## Aim of the exercise
The response should contain all of the data below, reproduced exactly, and no pictures.

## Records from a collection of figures
============================================================

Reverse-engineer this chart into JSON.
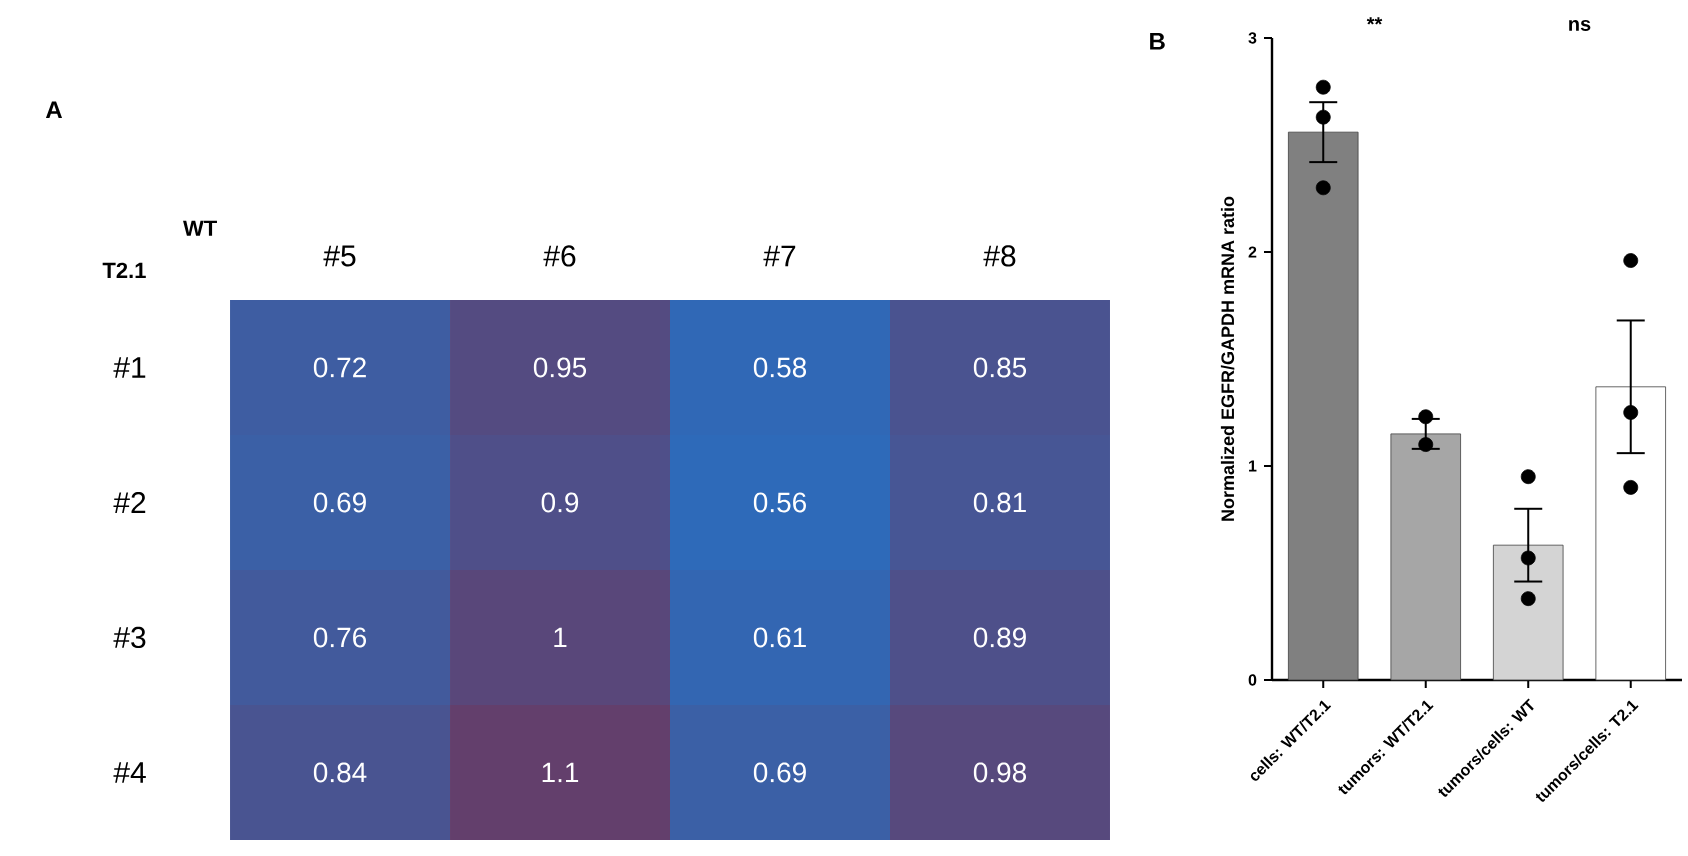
{
  "chart_data": [
    {
      "type": "heatmap",
      "title": "A",
      "xlabel": "WT",
      "ylabel": "T2.1",
      "categories": [
        "#5",
        "#6",
        "#7",
        "#8"
      ],
      "y_categories": [
        "#1",
        "#2",
        "#3",
        "#4"
      ],
      "cells": [
        [
          0.72,
          0.95,
          0.58,
          0.85
        ],
        [
          0.69,
          0.9,
          0.56,
          0.81
        ],
        [
          0.76,
          1,
          0.61,
          0.89
        ],
        [
          0.84,
          1.1,
          0.69,
          0.98
        ]
      ],
      "data_labels": true
    },
    {
      "type": "bar",
      "title": "B",
      "ylabel": "Normalized EGFR/GAPDH  mRNA ratio",
      "categories": [
        "cells: WT/T2.1",
        "tumors: WT/T2.1",
        "tumors/cells: WT",
        "tumors/cells: T2.1"
      ],
      "series": [
        {
          "type": "bar",
          "values": [
            2.56,
            1.15,
            0.63,
            1.37
          ],
          "colors": [
            "#808080",
            "#a6a6a6",
            "#d4d4d4",
            "#ffffff"
          ],
          "errors": [
            0.14,
            0.07,
            0.17,
            0.31
          ]
        },
        {
          "type": "scatter",
          "color": "#000000",
          "x": [
            "cells: WT/T2.1",
            "cells: WT/T2.1",
            "cells: WT/T2.1",
            "tumors: WT/T2.1",
            "tumors: WT/T2.1",
            "tumors/cells: WT",
            "tumors/cells: WT",
            "tumors/cells: WT",
            "tumors/cells: T2.1",
            "tumors/cells: T2.1",
            "tumors/cells: T2.1"
          ],
          "values": [
            2.77,
            2.63,
            2.3,
            1.23,
            1.1,
            0.95,
            0.57,
            0.38,
            1.96,
            1.25,
            0.9
          ]
        }
      ],
      "marker": "circle",
      "ylim": [
        0,
        3
      ],
      "yticks": [
        0,
        1,
        2,
        3
      ],
      "annotations": [
        "**",
        "ns"
      ]
    }
  ]
}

============================================================

## Task result
Reverse-engineer this chart into JSON.
{
  "chart_data": [
    {
      "type": "heatmap",
      "title": "A",
      "xlabel": "WT",
      "ylabel": "T2.1",
      "categories": [
        "#5",
        "#6",
        "#7",
        "#8"
      ],
      "y_categories": [
        "#1",
        "#2",
        "#3",
        "#4"
      ],
      "cells": [
        [
          0.72,
          0.95,
          0.58,
          0.85
        ],
        [
          0.69,
          0.9,
          0.56,
          0.81
        ],
        [
          0.76,
          1,
          0.61,
          0.89
        ],
        [
          0.84,
          1.1,
          0.69,
          0.98
        ]
      ],
      "data_labels": true
    },
    {
      "type": "bar",
      "title": "B",
      "ylabel": "Normalized EGFR/GAPDH  mRNA ratio",
      "categories": [
        "cells: WT/T2.1",
        "tumors: WT/T2.1",
        "tumors/cells: WT",
        "tumors/cells: T2.1"
      ],
      "series": [
        {
          "type": "bar",
          "values": [
            2.56,
            1.15,
            0.63,
            1.37
          ],
          "colors": [
            "#808080",
            "#a6a6a6",
            "#d4d4d4",
            "#ffffff"
          ],
          "errors": [
            0.14,
            0.07,
            0.17,
            0.31
          ]
        },
        {
          "type": "scatter",
          "color": "#000000",
          "x": [
            "cells: WT/T2.1",
            "cells: WT/T2.1",
            "cells: WT/T2.1",
            "tumors: WT/T2.1",
            "tumors: WT/T2.1",
            "tumors/cells: WT",
            "tumors/cells: WT",
            "tumors/cells: WT",
            "tumors/cells: T2.1",
            "tumors/cells: T2.1",
            "tumors/cells: T2.1"
          ],
          "values": [
            2.77,
            2.63,
            2.3,
            1.23,
            1.1,
            0.95,
            0.57,
            0.38,
            1.96,
            1.25,
            0.9
          ]
        }
      ],
      "marker": "circle",
      "ylim": [
        0,
        3
      ],
      "yticks": [
        0,
        1,
        2,
        3
      ],
      "annotations": [
        "**",
        "ns"
      ]
    }
  ]
}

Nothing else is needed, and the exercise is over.